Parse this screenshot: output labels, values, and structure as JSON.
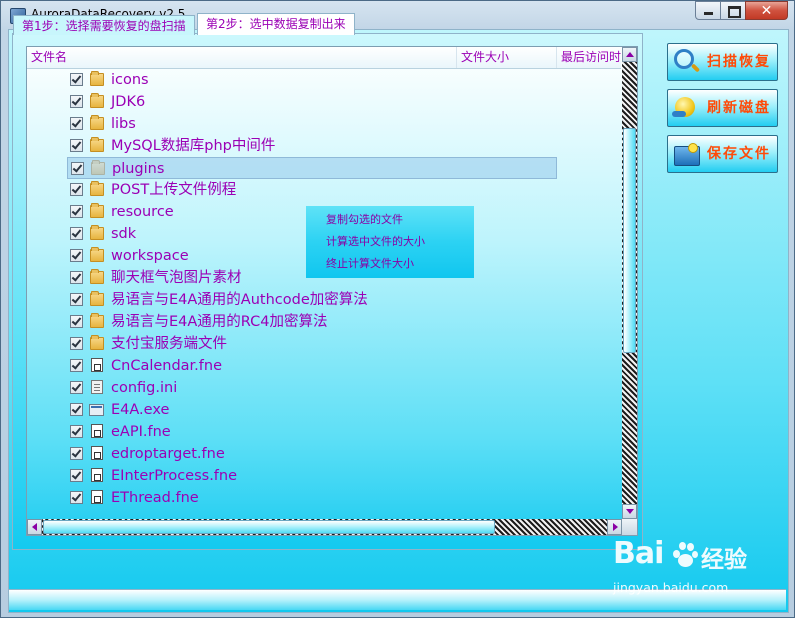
{
  "window": {
    "title": "AuroraDataRecovery v2.5",
    "minimize_symbol": "",
    "maximize_symbol": "",
    "close_symbol": "✕"
  },
  "tabs": [
    {
      "label": "第1步：选择需要恢复的盘扫描",
      "active": false
    },
    {
      "label": "第2步：选中数据复制出来",
      "active": true
    }
  ],
  "table": {
    "columns": {
      "name": "文件名",
      "size": "文件大小",
      "last_access": "最后访问时间"
    },
    "rows": [
      {
        "name": "icons",
        "type": "folder",
        "checked": true
      },
      {
        "name": "JDK6",
        "type": "folder",
        "checked": true
      },
      {
        "name": "libs",
        "type": "folder",
        "checked": true
      },
      {
        "name": "MySQL数据库php中间件",
        "type": "folder",
        "checked": true
      },
      {
        "name": "plugins",
        "type": "folder",
        "checked": true,
        "selected": true
      },
      {
        "name": "POST上传文件例程",
        "type": "folder",
        "checked": true
      },
      {
        "name": "resource",
        "type": "folder",
        "checked": true
      },
      {
        "name": "sdk",
        "type": "folder",
        "checked": true
      },
      {
        "name": "workspace",
        "type": "folder",
        "checked": true
      },
      {
        "name": "聊天框气泡图片素材",
        "type": "folder",
        "checked": true
      },
      {
        "name": "易语言与E4A通用的Authcode加密算法",
        "type": "folder",
        "checked": true
      },
      {
        "name": "易语言与E4A通用的RC4加密算法",
        "type": "folder",
        "checked": true
      },
      {
        "name": "支付宝服务端文件",
        "type": "folder",
        "checked": true
      },
      {
        "name": "CnCalendar.fne",
        "type": "fne",
        "checked": true
      },
      {
        "name": "config.ini",
        "type": "ini",
        "checked": true
      },
      {
        "name": "E4A.exe",
        "type": "exe",
        "checked": true
      },
      {
        "name": "eAPI.fne",
        "type": "fne",
        "checked": true
      },
      {
        "name": "edroptarget.fne",
        "type": "fne",
        "checked": true
      },
      {
        "name": "EInterProcess.fne",
        "type": "fne",
        "checked": true
      },
      {
        "name": "EThread.fne",
        "type": "fne",
        "checked": true
      }
    ]
  },
  "context_menu": {
    "items": [
      "复制勾选的文件",
      "计算选中文件的大小",
      "终止计算文件大小"
    ]
  },
  "side_buttons": [
    {
      "label": "扫描恢复",
      "icon": "scan-magnifier-icon"
    },
    {
      "label": "刷新磁盘",
      "icon": "refresh-disk-icon"
    },
    {
      "label": "保存文件",
      "icon": "save-file-icon"
    }
  ],
  "watermark": {
    "brand_left": "Bai",
    "brand_right": "经验",
    "url": "jingyan.baidu.com"
  },
  "colors": {
    "text_accent": "#9b00b5",
    "button_text": "#ff4a08",
    "panel_cyan": "#22cdf1"
  }
}
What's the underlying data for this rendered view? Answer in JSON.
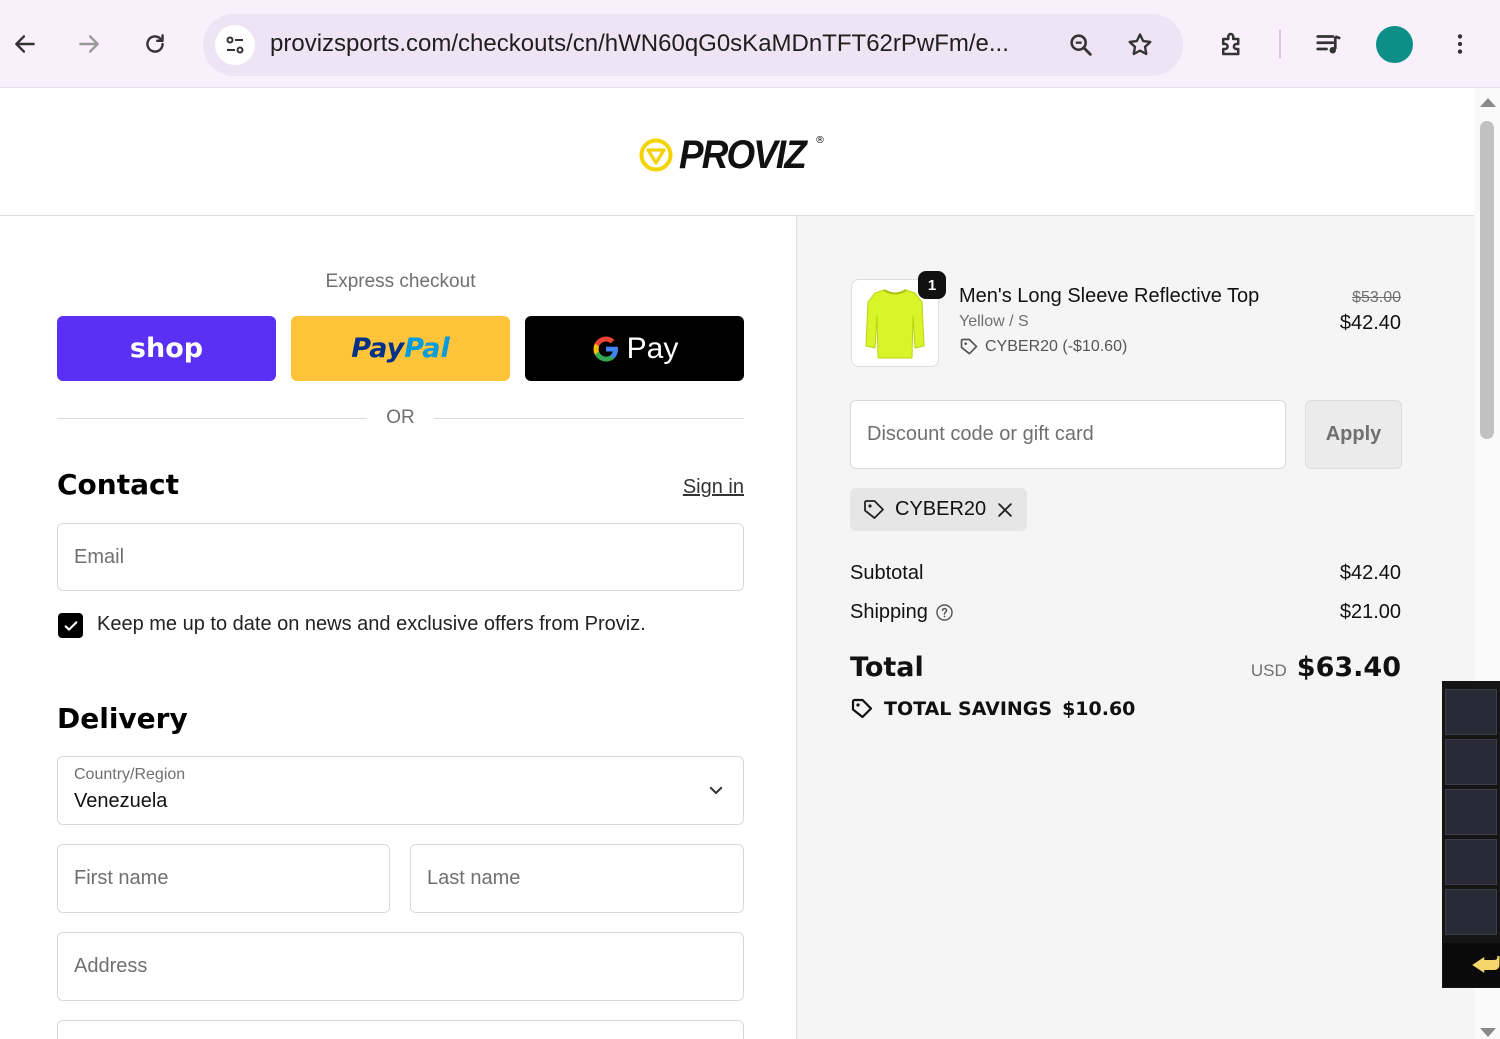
{
  "browser": {
    "url": "provizsports.com/checkouts/cn/hWN60qG0sKaMDnTFT62rPwFm/e..."
  },
  "header": {
    "logo_text": "PROVIZ",
    "logo_reg": "®"
  },
  "express": {
    "label": "Express checkout",
    "shop_label": "shop",
    "paypal_part1": "Pay",
    "paypal_part2": "Pal",
    "gpay_label": "Pay",
    "or_label": "OR"
  },
  "contact": {
    "title": "Contact",
    "signin_label": "Sign in",
    "email_placeholder": "Email",
    "newsletter_checked": true,
    "newsletter_label": "Keep me up to date on news and exclusive offers from Proviz."
  },
  "delivery": {
    "title": "Delivery",
    "country_label": "Country/Region",
    "country_value": "Venezuela",
    "first_name_placeholder": "First name",
    "last_name_placeholder": "Last name",
    "address_placeholder": "Address"
  },
  "order": {
    "item": {
      "quantity": "1",
      "name": "Men's Long Sleeve Reflective Top",
      "variant": "Yellow / S",
      "discount": "CYBER20 (-$10.60)",
      "original_price": "$53.00",
      "price": "$42.40"
    },
    "discount_placeholder": "Discount code or gift card",
    "apply_label": "Apply",
    "applied_code": "CYBER20",
    "subtotal_label": "Subtotal",
    "subtotal_value": "$42.40",
    "shipping_label": "Shipping",
    "shipping_value": "$21.00",
    "total_label": "Total",
    "total_currency": "USD",
    "total_value": "$63.40",
    "savings_label": "TOTAL SAVINGS",
    "savings_value": "$10.60"
  },
  "colors": {
    "shop_purple": "#5a31f4",
    "paypal_yellow": "#ffc439",
    "logo_yellow": "#f5d300",
    "product_yellow": "#d8f52a"
  }
}
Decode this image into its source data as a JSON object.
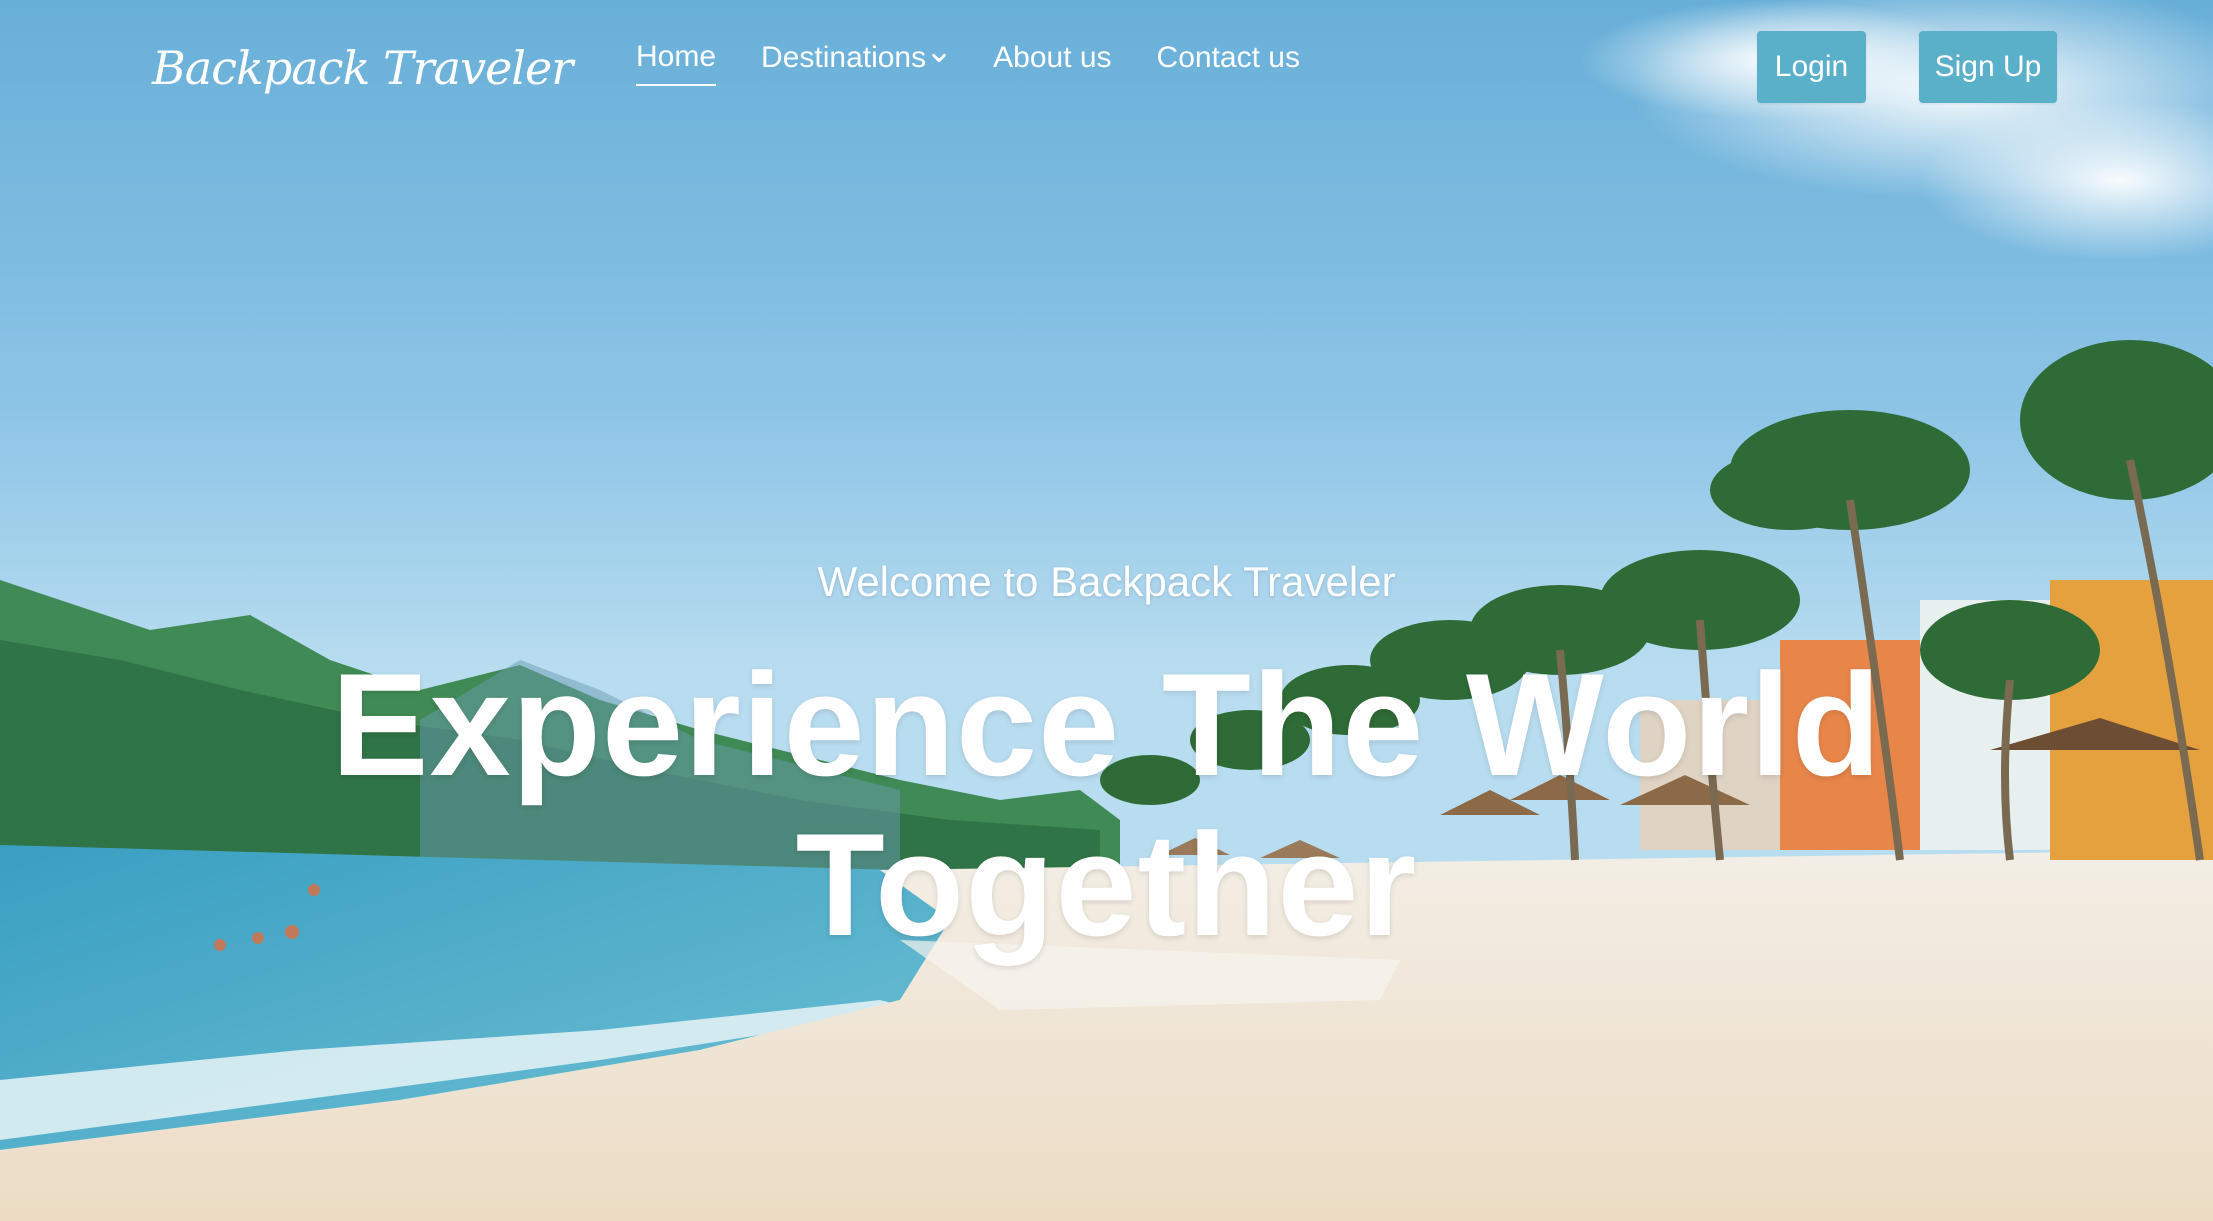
{
  "brand": {
    "logo_text": "Backpack Traveler"
  },
  "nav": {
    "items": [
      {
        "label": "Home",
        "active": true
      },
      {
        "label": "Destinations",
        "has_dropdown": true
      },
      {
        "label": "About us"
      },
      {
        "label": "Contact us"
      }
    ]
  },
  "auth": {
    "login_label": "Login",
    "signup_label": "Sign Up"
  },
  "hero": {
    "subtitle": "Welcome to Backpack Traveler",
    "title": "Experience The World Together"
  },
  "colors": {
    "button_bg": "#5aafc9",
    "text": "#ffffff"
  },
  "icons": {
    "dropdown": "chevron-down-icon"
  }
}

* Description of the task: Beginning at the line that contains "Decode this image", give the remaining lines of the records again exactly, through the last one. Leave out pictures.

* Worked answer:
Decode this image into its source data as a JSON object.
{
  "brand": {
    "logo_text": "Backpack Traveler"
  },
  "nav": {
    "items": [
      {
        "label": "Home",
        "active": true
      },
      {
        "label": "Destinations",
        "has_dropdown": true
      },
      {
        "label": "About us"
      },
      {
        "label": "Contact us"
      }
    ]
  },
  "auth": {
    "login_label": "Login",
    "signup_label": "Sign Up"
  },
  "hero": {
    "subtitle": "Welcome to Backpack Traveler",
    "title": "Experience The World Together"
  },
  "colors": {
    "button_bg": "#5aafc9",
    "text": "#ffffff"
  },
  "icons": {
    "dropdown": "chevron-down-icon"
  }
}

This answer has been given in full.